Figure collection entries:
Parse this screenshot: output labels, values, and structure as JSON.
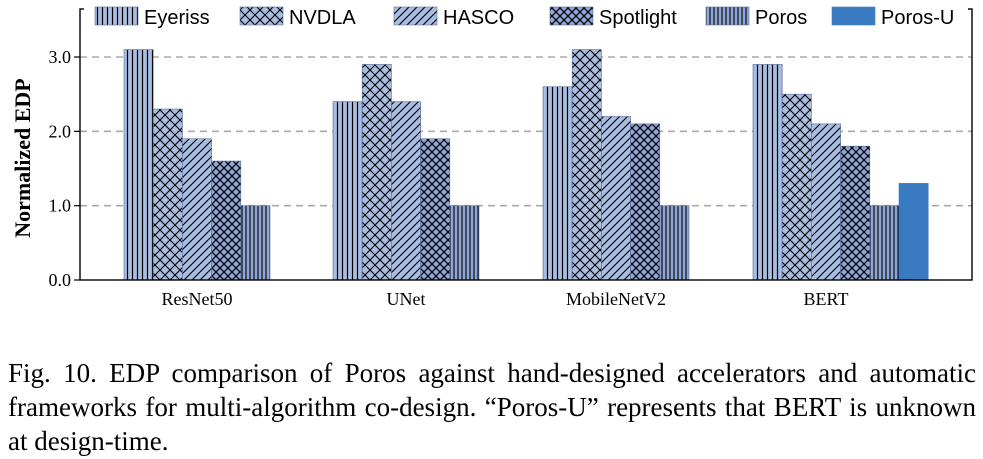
{
  "chart_data": {
    "type": "bar",
    "title": "",
    "xlabel": "",
    "ylabel": "Normalized EDP",
    "ylim": [
      0,
      3.0
    ],
    "yticks": [
      "0.0",
      "1.0",
      "2.0",
      "3.0"
    ],
    "ytick_values": [
      0,
      1,
      2,
      3
    ],
    "grid": "horizontal dashed",
    "legend_position": "top",
    "categories": [
      "ResNet50",
      "UNet",
      "MobileNetV2",
      "BERT"
    ],
    "series": [
      {
        "name": "Eyeriss",
        "pattern": "vertical",
        "color": "#a8bde0",
        "values": [
          3.1,
          2.4,
          2.6,
          2.9
        ]
      },
      {
        "name": "NVDLA",
        "pattern": "crosshatch",
        "color": "#a8bde0",
        "values": [
          2.3,
          2.9,
          3.1,
          2.5
        ]
      },
      {
        "name": "HASCO",
        "pattern": "diagonal",
        "color": "#a8bde0",
        "values": [
          1.9,
          2.4,
          2.2,
          2.1
        ]
      },
      {
        "name": "Spotlight",
        "pattern": "crosshatch-dense",
        "color": "#8fa6d6",
        "values": [
          1.6,
          1.9,
          2.1,
          1.8
        ]
      },
      {
        "name": "Poros",
        "pattern": "vertical-dense",
        "color": "#8fa6d6",
        "values": [
          1.0,
          1.0,
          1.0,
          1.0
        ]
      },
      {
        "name": "Poros-U",
        "pattern": "solid",
        "color": "#3a7ac0",
        "values": [
          null,
          null,
          null,
          1.3
        ]
      }
    ]
  },
  "caption": {
    "text": "Fig. 10.  EDP comparison of Poros against hand-designed accelerators and automatic frameworks for multi-algorithm co-design. “Poros-U” represents that BERT is unknown at design-time."
  }
}
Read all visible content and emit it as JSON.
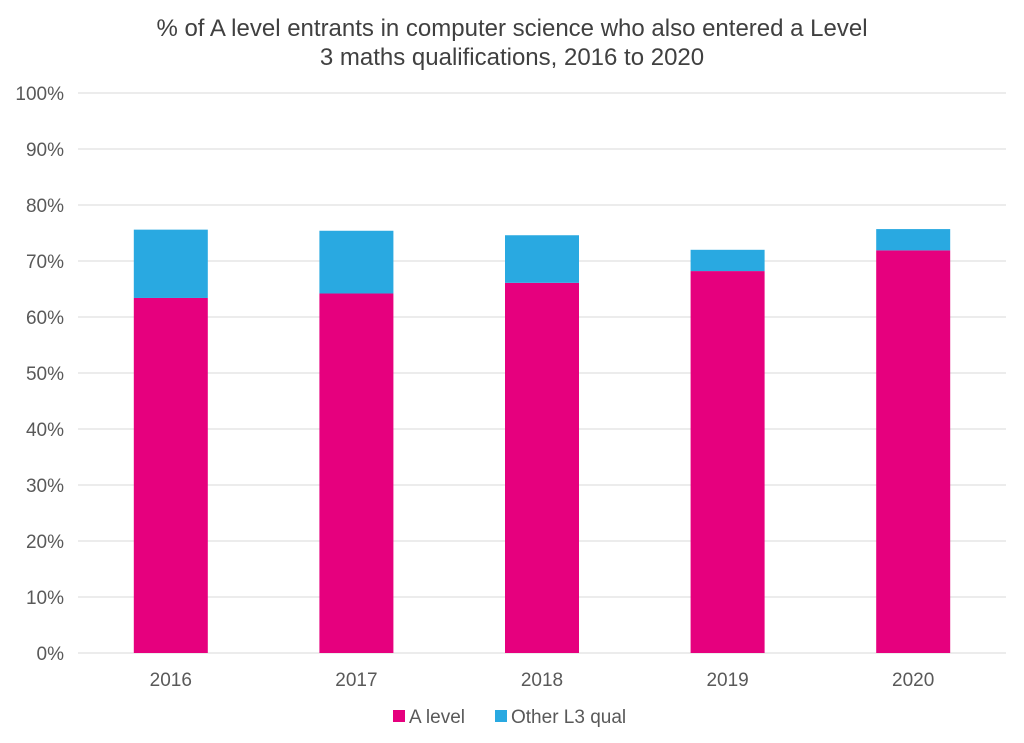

Aim of the exercise - Write out the listing above again, exactly, but with no pictures in the copy.

Response to this task -
Parse this screenshot: output labels, values, and structure as JSON.
{
  "chart_data": {
    "type": "bar",
    "title": "",
    "xlabel": "",
    "ylabel": "Normalized EDP",
    "ylim": [
      0,
      3.0
    ],
    "yticks": [
      "0.0",
      "1.0",
      "2.0",
      "3.0"
    ],
    "ytick_values": [
      0,
      1,
      2,
      3
    ],
    "grid": "horizontal dashed",
    "legend_position": "top",
    "categories": [
      "ResNet50",
      "UNet",
      "MobileNetV2",
      "BERT"
    ],
    "series": [
      {
        "name": "Eyeriss",
        "pattern": "vertical",
        "color": "#a8bde0",
        "values": [
          3.1,
          2.4,
          2.6,
          2.9
        ]
      },
      {
        "name": "NVDLA",
        "pattern": "crosshatch",
        "color": "#a8bde0",
        "values": [
          2.3,
          2.9,
          3.1,
          2.5
        ]
      },
      {
        "name": "HASCO",
        "pattern": "diagonal",
        "color": "#a8bde0",
        "values": [
          1.9,
          2.4,
          2.2,
          2.1
        ]
      },
      {
        "name": "Spotlight",
        "pattern": "crosshatch-dense",
        "color": "#8fa6d6",
        "values": [
          1.6,
          1.9,
          2.1,
          1.8
        ]
      },
      {
        "name": "Poros",
        "pattern": "vertical-dense",
        "color": "#8fa6d6",
        "values": [
          1.0,
          1.0,
          1.0,
          1.0
        ]
      },
      {
        "name": "Poros-U",
        "pattern": "solid",
        "color": "#3a7ac0",
        "values": [
          null,
          null,
          null,
          1.3
        ]
      }
    ]
  },
  "caption": {
    "text": "Fig. 10.  EDP comparison of Poros against hand-designed accelerators and automatic frameworks for multi-algorithm co-design. “Poros-U” represents that BERT is unknown at design-time."
  }
}
Read all visible content and emit it as JSON.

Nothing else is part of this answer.